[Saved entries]
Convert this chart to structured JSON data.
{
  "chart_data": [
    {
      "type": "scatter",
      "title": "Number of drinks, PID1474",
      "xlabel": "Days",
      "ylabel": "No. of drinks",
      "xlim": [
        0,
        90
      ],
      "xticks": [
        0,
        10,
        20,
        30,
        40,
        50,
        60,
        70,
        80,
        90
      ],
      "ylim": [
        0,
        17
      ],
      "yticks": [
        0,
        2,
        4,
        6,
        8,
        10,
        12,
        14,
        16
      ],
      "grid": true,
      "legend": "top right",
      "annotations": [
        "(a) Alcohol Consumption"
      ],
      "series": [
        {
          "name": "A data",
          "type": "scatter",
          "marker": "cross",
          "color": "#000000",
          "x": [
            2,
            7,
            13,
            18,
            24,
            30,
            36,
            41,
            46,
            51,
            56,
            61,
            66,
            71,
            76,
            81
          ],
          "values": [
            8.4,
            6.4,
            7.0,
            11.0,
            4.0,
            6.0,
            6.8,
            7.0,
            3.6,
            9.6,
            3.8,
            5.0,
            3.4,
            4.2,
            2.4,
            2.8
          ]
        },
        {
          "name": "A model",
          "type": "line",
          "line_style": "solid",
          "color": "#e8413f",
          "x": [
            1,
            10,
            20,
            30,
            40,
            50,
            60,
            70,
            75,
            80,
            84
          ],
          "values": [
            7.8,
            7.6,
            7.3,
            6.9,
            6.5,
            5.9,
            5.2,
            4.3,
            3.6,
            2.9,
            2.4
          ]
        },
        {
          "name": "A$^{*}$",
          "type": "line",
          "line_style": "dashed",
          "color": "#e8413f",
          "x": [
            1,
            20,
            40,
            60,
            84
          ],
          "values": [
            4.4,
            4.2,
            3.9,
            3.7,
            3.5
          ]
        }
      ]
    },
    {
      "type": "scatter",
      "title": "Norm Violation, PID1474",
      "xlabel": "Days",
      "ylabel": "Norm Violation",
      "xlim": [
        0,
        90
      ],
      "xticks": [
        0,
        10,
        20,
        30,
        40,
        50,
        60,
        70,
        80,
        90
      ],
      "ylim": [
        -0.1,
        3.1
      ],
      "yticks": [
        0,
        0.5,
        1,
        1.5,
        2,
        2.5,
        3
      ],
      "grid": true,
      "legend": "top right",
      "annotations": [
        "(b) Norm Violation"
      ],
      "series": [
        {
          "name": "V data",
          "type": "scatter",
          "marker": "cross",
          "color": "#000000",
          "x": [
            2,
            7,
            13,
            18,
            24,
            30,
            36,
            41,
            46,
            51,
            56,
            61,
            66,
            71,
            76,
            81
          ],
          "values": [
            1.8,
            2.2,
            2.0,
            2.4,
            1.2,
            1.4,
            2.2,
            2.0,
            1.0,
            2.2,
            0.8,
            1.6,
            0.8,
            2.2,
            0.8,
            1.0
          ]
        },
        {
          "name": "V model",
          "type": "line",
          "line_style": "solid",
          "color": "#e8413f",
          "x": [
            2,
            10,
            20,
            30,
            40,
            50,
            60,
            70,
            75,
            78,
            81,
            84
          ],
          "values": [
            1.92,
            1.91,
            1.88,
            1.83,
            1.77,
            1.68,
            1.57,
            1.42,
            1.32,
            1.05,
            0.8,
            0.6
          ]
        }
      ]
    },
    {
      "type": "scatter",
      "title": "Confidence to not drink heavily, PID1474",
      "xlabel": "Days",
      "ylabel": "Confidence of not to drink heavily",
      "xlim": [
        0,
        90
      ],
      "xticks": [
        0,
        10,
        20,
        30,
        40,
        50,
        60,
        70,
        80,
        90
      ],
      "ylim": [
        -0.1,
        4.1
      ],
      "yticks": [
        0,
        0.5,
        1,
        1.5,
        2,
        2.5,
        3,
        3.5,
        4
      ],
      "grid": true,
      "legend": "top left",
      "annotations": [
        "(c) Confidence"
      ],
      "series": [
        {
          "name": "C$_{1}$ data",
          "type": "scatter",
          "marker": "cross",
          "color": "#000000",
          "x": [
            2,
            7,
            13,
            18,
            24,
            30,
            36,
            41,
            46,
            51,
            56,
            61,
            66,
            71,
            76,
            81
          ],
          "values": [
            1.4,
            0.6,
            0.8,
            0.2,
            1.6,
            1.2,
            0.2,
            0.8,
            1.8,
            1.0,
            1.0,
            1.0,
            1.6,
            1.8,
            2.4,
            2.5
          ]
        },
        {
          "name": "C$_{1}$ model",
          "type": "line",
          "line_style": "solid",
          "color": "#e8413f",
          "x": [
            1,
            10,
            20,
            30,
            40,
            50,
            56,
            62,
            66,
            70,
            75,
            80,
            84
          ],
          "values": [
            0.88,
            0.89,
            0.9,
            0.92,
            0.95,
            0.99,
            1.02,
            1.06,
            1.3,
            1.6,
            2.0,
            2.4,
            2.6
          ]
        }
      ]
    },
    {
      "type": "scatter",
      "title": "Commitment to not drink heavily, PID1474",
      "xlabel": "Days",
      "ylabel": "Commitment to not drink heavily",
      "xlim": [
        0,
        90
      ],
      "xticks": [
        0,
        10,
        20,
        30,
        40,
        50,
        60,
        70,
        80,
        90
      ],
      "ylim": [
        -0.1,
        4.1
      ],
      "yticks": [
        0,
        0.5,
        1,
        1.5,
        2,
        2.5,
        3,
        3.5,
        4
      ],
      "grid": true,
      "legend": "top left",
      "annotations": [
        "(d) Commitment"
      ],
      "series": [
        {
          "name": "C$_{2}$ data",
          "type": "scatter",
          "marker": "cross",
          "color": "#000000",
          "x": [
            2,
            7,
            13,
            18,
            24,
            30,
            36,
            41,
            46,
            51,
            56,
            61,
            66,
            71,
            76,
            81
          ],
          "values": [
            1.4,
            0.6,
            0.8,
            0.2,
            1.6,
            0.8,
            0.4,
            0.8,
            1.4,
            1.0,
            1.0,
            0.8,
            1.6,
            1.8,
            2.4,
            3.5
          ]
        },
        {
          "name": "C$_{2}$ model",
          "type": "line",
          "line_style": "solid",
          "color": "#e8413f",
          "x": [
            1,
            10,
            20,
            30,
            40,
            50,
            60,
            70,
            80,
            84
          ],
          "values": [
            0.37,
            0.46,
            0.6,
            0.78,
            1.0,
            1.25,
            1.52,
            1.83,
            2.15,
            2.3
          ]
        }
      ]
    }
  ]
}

**WHAT IS NEEDED:**
Find the lines containing "Commitment" and list every one of them.

**FULL OUTPUT:**
      "title": "Commitment to not drink heavily, PID1474",
      "ylabel": "Commitment to not drink heavily",
        "(d) Commitment"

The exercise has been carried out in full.